■ Aim ■
Write out all records as given; omit images.

Saved entries:

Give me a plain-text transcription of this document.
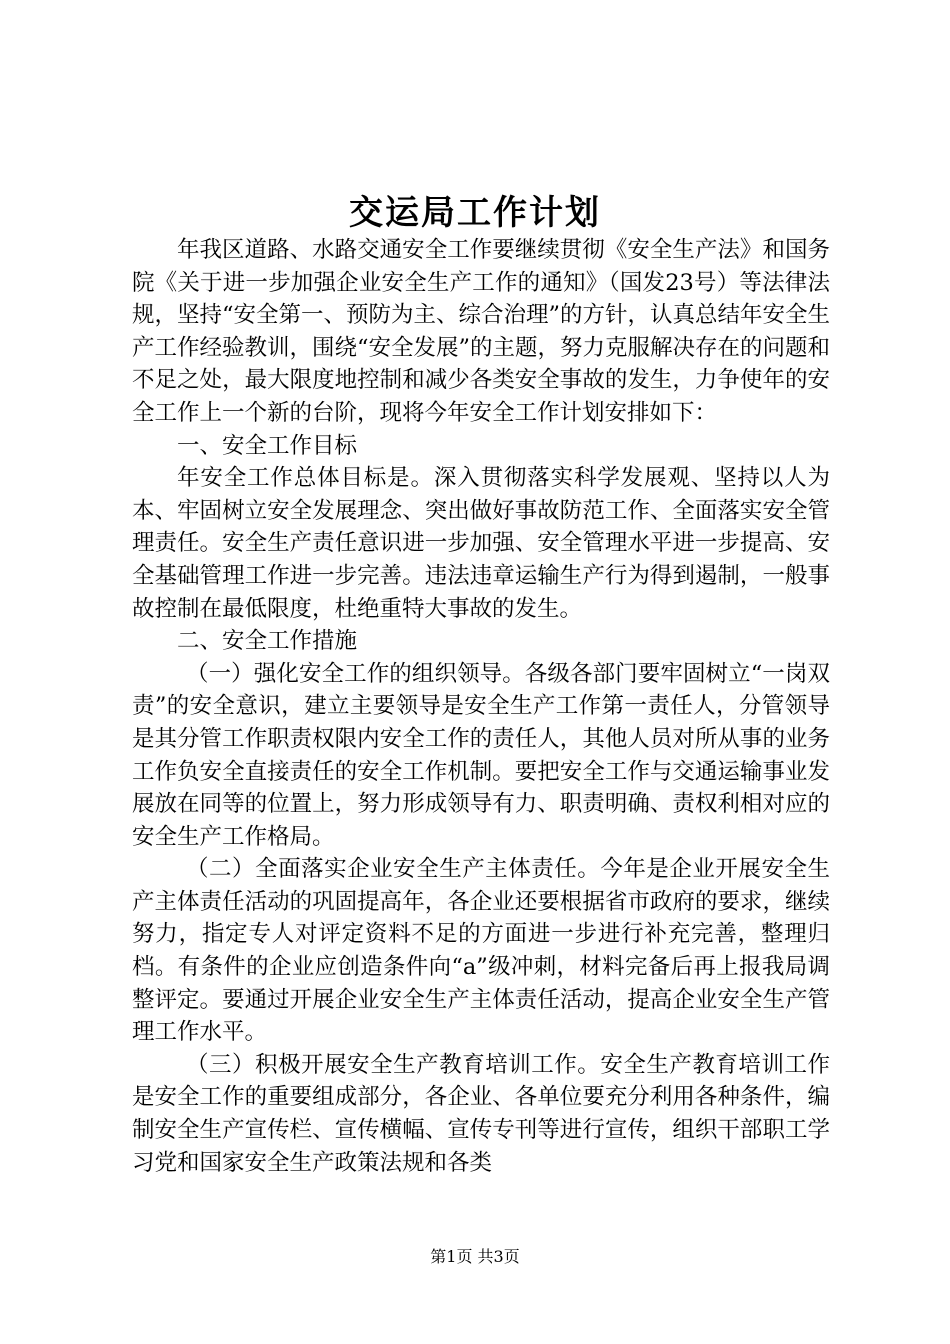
交运局工作计划

年我区道路、水路交通安全工作要继续贯彻《安全生产法》和国务院《关于进一步加强企业安全生产工作的通知》（国发23号）等法律法规，坚持“安全第一、预防为主、综合治理”的方针，认真总结年安全生产工作经验教训，围绕“安全发展”的主题，努力克服解决存在的问题和不足之处，最大限度地控制和减少各类安全事故的发生，力争使年的安全工作上一个新的台阶，现将今年安全工作计划安排如下：

一、安全工作目标

年安全工作总体目标是。深入贯彻落实科学发展观、坚持以人为本、牢固树立安全发展理念、突出做好事故防范工作、全面落实安全管理责任。安全生产责任意识进一步加强、安全管理水平进一步提高、安全基础管理工作进一步完善。违法违章运输生产行为得到遏制，一般事故控制在最低限度，杜绝重特大事故的发生。

二、安全工作措施

（一）强化安全工作的组织领导。各级各部门要牢固树立“一岗双责”的安全意识，建立主要领导是安全生产工作第一责任人，分管领导是其分管工作职责权限内安全工作的责任人，其他人员对所从事的业务工作负安全直接责任的安全工作机制。要把安全工作与交通运输事业发展放在同等的位置上，努力形成领导有力、职责明确、责权利相对应的安全生产工作格局。

（二）全面落实企业安全生产主体责任。今年是企业开展安全生产主体责任活动的巩固提高年，各企业还要根据省市政府的要求，继续努力，指定专人对评定资料不足的方面进一步进行补充完善，整理归档。有条件的企业应创造条件向“a”级冲刺，材料完备后再上报我局调整评定。要通过开展企业安全生产主体责任活动，提高企业安全生产管理工作水平。

（三）积极开展安全生产教育培训工作。安全生产教育培训工作是安全工作的重要组成部分，各企业、各单位要充分利用各种条件，编制安全生产宣传栏、宣传横幅、宣传专刊等进行宣传，组织干部职工学习党和国家安全生产政策法规和各类

第1页 共3页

■ In response ■
Give me a plain-text transcription of this document.
交运局工作计划

年我区道路、水路交通安全工作要继续贯彻《安全生产法》和国务院《关于进一步加强企业安全生产工作的通知》（国发23号）等法律法规，坚持“安全第一、预防为主、综合治理”的方针，认真总结年安全生产工作经验教训，围绕“安全发展”的主题，努力克服解决存在的问题和不足之处，最大限度地控制和减少各类安全事故的发生，力争使年的安全工作上一个新的台阶，现将今年安全工作计划安排如下：

一、安全工作目标

年安全工作总体目标是。深入贯彻落实科学发展观、坚持以人为本、牢固树立安全发展理念、突出做好事故防范工作、全面落实安全管理责任。安全生产责任意识进一步加强、安全管理水平进一步提高、安全基础管理工作进一步完善。违法违章运输生产行为得到遏制，一般事故控制在最低限度，杜绝重特大事故的发生。

二、安全工作措施

（一）强化安全工作的组织领导。各级各部门要牢固树立“一岗双责”的安全意识，建立主要领导是安全生产工作第一责任人，分管领导是其分管工作职责权限内安全工作的责任人，其他人员对所从事的业务工作负安全直接责任的安全工作机制。要把安全工作与交通运输事业发展放在同等的位置上，努力形成领导有力、职责明确、责权利相对应的安全生产工作格局。

（二）全面落实企业安全生产主体责任。今年是企业开展安全生产主体责任活动的巩固提高年，各企业还要根据省市政府的要求，继续努力，指定专人对评定资料不足的方面进一步进行补充完善，整理归档。有条件的企业应创造条件向“a”级冲刺，材料完备后再上报我局调整评定。要通过开展企业安全生产主体责任活动，提高企业安全生产管理工作水平。

（三）积极开展安全生产教育培训工作。安全生产教育培训工作是安全工作的重要组成部分，各企业、各单位要充分利用各种条件，编制安全生产宣传栏、宣传横幅、宣传专刊等进行宣传，组织干部职工学习党和国家安全生产政策法规和各类

第1页 共3页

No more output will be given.